Below are the records; copy each line in them that holds the word "объекты".
════════════════
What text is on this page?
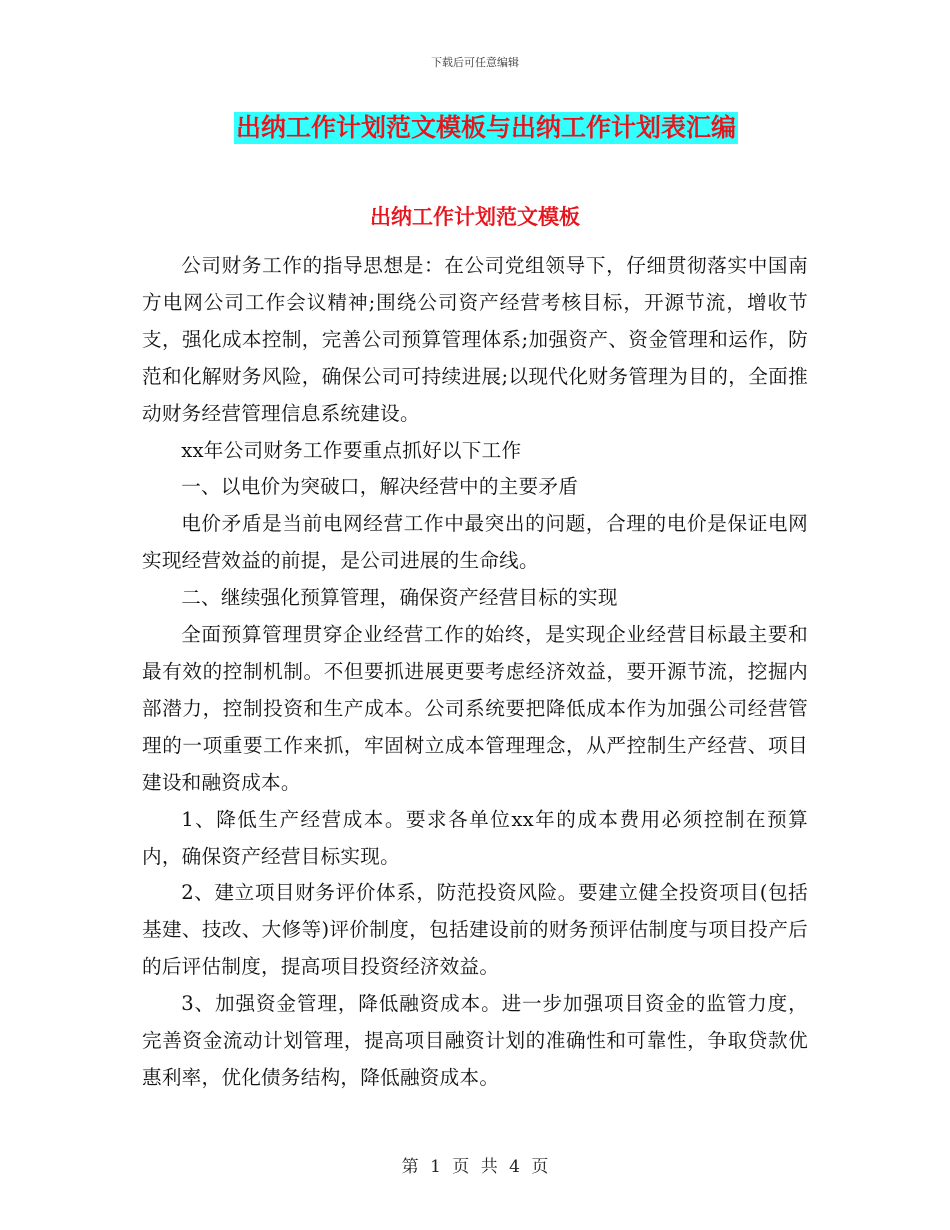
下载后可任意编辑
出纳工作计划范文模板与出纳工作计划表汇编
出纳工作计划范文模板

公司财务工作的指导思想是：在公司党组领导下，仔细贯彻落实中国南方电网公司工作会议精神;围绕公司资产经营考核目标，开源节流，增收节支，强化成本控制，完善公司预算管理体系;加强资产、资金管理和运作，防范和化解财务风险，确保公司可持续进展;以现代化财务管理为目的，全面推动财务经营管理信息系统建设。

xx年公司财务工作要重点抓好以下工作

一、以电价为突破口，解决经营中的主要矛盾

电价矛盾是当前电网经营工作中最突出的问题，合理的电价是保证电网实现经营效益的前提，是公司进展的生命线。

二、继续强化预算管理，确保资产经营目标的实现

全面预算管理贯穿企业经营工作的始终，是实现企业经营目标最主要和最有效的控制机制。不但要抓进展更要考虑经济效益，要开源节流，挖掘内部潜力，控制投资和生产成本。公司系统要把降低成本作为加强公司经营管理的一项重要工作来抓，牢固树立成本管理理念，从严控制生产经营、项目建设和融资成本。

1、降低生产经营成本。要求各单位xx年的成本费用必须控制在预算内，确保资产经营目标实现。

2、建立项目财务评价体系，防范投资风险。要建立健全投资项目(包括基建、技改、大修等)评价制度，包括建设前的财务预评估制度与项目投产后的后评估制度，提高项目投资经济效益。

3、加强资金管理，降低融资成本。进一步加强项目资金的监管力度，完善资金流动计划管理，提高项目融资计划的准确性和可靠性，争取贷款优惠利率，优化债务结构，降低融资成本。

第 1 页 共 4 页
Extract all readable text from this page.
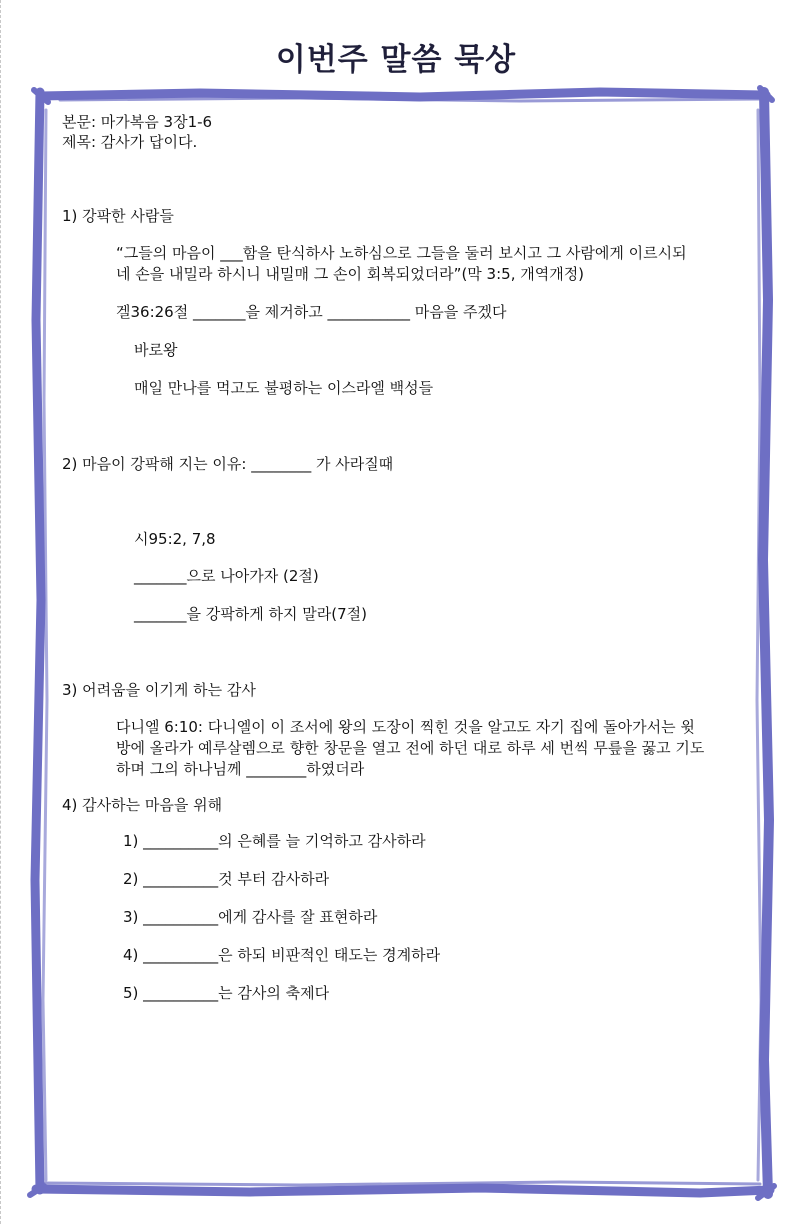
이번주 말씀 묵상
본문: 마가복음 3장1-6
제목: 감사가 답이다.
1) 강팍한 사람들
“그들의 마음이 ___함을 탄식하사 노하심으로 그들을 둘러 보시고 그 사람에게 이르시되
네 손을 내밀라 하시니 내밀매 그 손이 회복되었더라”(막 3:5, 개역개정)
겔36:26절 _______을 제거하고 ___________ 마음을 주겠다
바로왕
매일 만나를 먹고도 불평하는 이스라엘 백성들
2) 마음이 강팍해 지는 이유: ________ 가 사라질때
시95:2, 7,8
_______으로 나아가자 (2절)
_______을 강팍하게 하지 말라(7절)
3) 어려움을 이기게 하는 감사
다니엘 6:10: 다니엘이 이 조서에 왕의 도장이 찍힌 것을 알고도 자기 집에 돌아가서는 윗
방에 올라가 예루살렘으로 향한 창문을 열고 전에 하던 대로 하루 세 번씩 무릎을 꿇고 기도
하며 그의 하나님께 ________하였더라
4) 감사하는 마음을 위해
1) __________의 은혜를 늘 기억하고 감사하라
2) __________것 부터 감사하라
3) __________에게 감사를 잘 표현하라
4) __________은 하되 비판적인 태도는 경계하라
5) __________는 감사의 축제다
════════════════
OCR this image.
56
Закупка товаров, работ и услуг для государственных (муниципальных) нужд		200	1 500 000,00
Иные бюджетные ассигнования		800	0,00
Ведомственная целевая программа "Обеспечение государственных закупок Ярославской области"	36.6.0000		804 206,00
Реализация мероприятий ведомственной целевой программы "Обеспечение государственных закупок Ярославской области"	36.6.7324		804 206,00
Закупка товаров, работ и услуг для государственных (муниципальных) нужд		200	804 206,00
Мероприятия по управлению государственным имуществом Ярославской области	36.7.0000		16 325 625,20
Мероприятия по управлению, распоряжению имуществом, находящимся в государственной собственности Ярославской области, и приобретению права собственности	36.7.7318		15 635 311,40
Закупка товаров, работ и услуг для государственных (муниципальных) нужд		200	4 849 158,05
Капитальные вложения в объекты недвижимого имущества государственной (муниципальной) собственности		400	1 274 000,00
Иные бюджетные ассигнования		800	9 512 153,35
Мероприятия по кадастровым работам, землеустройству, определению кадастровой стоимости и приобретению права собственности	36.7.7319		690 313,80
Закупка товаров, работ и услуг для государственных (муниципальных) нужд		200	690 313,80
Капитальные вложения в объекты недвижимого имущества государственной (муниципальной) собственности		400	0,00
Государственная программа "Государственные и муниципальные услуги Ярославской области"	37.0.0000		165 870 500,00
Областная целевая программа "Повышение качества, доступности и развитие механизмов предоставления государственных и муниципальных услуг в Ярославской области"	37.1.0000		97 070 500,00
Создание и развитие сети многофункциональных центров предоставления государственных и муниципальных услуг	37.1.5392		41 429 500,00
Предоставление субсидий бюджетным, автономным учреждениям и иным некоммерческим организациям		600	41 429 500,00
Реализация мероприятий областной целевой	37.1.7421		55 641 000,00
════════════════
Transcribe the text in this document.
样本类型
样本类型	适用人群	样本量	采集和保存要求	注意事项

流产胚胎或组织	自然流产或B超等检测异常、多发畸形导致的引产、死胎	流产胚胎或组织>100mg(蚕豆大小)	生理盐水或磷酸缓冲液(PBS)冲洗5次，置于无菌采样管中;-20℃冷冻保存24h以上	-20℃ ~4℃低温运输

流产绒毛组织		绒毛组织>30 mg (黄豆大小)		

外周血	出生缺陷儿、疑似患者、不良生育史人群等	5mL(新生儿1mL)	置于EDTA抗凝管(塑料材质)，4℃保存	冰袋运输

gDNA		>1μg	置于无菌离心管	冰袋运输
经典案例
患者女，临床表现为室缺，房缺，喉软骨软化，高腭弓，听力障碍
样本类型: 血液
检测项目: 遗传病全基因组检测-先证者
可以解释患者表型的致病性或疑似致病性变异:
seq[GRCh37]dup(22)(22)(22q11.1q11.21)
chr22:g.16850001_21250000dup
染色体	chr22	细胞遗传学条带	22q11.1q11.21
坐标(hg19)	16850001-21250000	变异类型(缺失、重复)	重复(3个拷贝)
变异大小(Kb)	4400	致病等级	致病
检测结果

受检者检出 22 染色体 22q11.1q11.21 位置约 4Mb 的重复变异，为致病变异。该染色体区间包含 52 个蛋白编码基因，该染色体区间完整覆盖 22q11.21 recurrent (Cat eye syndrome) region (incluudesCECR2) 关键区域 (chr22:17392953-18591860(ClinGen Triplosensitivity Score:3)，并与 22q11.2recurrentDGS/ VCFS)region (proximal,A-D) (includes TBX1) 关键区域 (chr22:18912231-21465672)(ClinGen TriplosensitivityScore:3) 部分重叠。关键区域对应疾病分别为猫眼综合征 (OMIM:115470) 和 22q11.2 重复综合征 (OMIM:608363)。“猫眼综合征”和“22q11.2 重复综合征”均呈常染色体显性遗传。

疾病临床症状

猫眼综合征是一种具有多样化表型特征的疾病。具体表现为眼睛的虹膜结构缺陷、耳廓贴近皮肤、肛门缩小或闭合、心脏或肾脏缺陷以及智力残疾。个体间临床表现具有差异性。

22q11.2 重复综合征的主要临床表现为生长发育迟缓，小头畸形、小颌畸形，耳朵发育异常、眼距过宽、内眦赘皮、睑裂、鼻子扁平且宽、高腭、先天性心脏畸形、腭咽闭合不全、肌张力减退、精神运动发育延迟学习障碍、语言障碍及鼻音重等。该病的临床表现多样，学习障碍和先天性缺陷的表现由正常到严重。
════════════════
* **THE OUTPUT**
Капитальные вложения в объекты недвижимого имущества государственной (муниципальной) собственности		400	1 274 000,00
Капитальные вложения в объекты недвижимого имущества государственной (муниципальной) собственности		400	0,00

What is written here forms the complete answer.